◆ Stated goal ◆
Return the listing below word for word.

***

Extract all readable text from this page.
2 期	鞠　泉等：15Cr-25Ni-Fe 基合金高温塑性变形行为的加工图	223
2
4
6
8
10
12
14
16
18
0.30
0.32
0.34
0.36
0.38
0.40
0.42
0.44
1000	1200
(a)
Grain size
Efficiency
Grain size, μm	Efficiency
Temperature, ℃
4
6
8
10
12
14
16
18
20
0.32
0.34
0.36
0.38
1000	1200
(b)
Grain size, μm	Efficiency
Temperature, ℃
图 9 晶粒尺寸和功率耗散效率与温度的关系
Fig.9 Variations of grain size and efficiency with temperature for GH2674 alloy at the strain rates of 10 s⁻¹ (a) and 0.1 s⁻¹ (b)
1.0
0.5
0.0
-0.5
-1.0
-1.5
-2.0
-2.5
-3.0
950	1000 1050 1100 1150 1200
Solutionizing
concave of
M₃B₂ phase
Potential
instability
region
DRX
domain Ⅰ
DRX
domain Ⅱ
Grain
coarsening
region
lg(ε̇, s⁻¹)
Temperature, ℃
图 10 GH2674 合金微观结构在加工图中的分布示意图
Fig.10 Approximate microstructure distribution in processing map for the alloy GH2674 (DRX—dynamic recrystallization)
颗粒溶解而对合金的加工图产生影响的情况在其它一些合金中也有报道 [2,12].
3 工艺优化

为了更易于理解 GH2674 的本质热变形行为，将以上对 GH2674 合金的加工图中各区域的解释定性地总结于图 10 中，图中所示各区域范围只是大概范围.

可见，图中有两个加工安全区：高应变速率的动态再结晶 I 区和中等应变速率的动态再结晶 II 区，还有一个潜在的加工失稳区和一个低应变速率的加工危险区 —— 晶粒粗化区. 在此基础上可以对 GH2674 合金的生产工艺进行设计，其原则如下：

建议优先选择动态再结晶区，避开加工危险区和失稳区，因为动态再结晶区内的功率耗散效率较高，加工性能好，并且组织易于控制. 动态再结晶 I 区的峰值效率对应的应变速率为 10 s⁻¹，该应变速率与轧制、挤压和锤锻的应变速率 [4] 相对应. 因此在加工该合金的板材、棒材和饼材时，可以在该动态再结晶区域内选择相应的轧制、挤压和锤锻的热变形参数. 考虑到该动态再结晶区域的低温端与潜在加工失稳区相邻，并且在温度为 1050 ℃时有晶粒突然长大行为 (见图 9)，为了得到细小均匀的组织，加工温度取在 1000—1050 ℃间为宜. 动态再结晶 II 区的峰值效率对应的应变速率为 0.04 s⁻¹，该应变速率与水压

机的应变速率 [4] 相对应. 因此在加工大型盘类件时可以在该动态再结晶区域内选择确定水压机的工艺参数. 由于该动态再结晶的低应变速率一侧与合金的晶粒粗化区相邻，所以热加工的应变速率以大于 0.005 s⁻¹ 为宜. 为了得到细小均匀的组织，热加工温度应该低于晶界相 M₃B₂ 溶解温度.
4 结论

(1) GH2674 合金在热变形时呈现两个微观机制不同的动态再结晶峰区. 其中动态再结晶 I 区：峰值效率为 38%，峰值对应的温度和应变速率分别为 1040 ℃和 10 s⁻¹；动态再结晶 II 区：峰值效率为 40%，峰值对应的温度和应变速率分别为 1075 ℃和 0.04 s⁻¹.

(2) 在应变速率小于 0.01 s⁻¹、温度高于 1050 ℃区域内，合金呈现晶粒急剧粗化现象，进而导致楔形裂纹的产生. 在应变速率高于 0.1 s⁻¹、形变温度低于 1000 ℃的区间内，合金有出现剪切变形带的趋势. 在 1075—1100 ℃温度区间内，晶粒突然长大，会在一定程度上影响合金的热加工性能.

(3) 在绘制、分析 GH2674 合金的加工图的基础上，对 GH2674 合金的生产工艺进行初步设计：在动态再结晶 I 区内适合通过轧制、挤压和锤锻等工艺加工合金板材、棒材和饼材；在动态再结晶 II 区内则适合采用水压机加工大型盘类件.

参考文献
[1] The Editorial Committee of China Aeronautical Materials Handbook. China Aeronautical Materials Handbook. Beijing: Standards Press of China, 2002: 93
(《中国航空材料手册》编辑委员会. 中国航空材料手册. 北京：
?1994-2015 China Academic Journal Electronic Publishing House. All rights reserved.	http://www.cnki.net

***

◆ Output ◆
Extract all readable text from this page.
2 期	鞠　泉等：15Cr-25Ni-Fe 基合金高温塑性变形行为的加工图	223
2
4
6
8
10
12
14
16
18
0.30
0.32
0.34
0.36
0.38
0.40
0.42
0.44
1000	1200
(a)
Grain size
Efficiency
Grain size, μm	Efficiency
Temperature, ℃
4
6
8
10
12
14
16
18
20
0.32
0.34
0.36
0.38
1000	1200
(b)
Grain size, μm	Efficiency
Temperature, ℃
图 9 晶粒尺寸和功率耗散效率与温度的关系
Fig.9 Variations of grain size and efficiency with temperature for GH2674 alloy at the strain rates of 10 s⁻¹ (a) and 0.1 s⁻¹ (b)
1.0
0.5
0.0
-0.5
-1.0
-1.5
-2.0
-2.5
-3.0
950	1000 1050 1100 1150 1200
Solutionizing
concave of
M₃B₂ phase
Potential
instability
region
DRX
domain Ⅰ
DRX
domain Ⅱ
Grain
coarsening
region
lg(ε̇, s⁻¹)
Temperature, ℃
图 10 GH2674 合金微观结构在加工图中的分布示意图
Fig.10 Approximate microstructure distribution in processing map for the alloy GH2674 (DRX—dynamic recrystallization)
颗粒溶解而对合金的加工图产生影响的情况在其它一些合金中也有报道 [2,12].
3 工艺优化

为了更易于理解 GH2674 的本质热变形行为，将以上对 GH2674 合金的加工图中各区域的解释定性地总结于图 10 中，图中所示各区域范围只是大概范围.

可见，图中有两个加工安全区：高应变速率的动态再结晶 I 区和中等应变速率的动态再结晶 II 区，还有一个潜在的加工失稳区和一个低应变速率的加工危险区 —— 晶粒粗化区. 在此基础上可以对 GH2674 合金的生产工艺进行设计，其原则如下：

建议优先选择动态再结晶区，避开加工危险区和失稳区，因为动态再结晶区内的功率耗散效率较高，加工性能好，并且组织易于控制. 动态再结晶 I 区的峰值效率对应的应变速率为 10 s⁻¹，该应变速率与轧制、挤压和锤锻的应变速率 [4] 相对应. 因此在加工该合金的板材、棒材和饼材时，可以在该动态再结晶区域内选择相应的轧制、挤压和锤锻的热变形参数. 考虑到该动态再结晶区域的低温端与潜在加工失稳区相邻，并且在温度为 1050 ℃时有晶粒突然长大行为 (见图 9)，为了得到细小均匀的组织，加工温度取在 1000—1050 ℃间为宜. 动态再结晶 II 区的峰值效率对应的应变速率为 0.04 s⁻¹，该应变速率与水压

机的应变速率 [4] 相对应. 因此在加工大型盘类件时可以在该动态再结晶区域内选择确定水压机的工艺参数. 由于该动态再结晶的低应变速率一侧与合金的晶粒粗化区相邻，所以热加工的应变速率以大于 0.005 s⁻¹ 为宜. 为了得到细小均匀的组织，热加工温度应该低于晶界相 M₃B₂ 溶解温度.
4 结论

(1) GH2674 合金在热变形时呈现两个微观机制不同的动态再结晶峰区. 其中动态再结晶 I 区：峰值效率为 38%，峰值对应的温度和应变速率分别为 1040 ℃和 10 s⁻¹；动态再结晶 II 区：峰值效率为 40%，峰值对应的温度和应变速率分别为 1075 ℃和 0.04 s⁻¹.

(2) 在应变速率小于 0.01 s⁻¹、温度高于 1050 ℃区域内，合金呈现晶粒急剧粗化现象，进而导致楔形裂纹的产生. 在应变速率高于 0.1 s⁻¹、形变温度低于 1000 ℃的区间内，合金有出现剪切变形带的趋势. 在 1075—1100 ℃温度区间内，晶粒突然长大，会在一定程度上影响合金的热加工性能.

(3) 在绘制、分析 GH2674 合金的加工图的基础上，对 GH2674 合金的生产工艺进行初步设计：在动态再结晶 I 区内适合通过轧制、挤压和锤锻等工艺加工合金板材、棒材和饼材；在动态再结晶 II 区内则适合采用水压机加工大型盘类件.

参考文献
[1] The Editorial Committee of China Aeronautical Materials Handbook. China Aeronautical Materials Handbook. Beijing: Standards Press of China, 2002: 93
(《中国航空材料手册》编辑委员会. 中国航空材料手册. 北京：
?1994-2015 China Academic Journal Electronic Publishing House. All rights reserved.	http://www.cnki.net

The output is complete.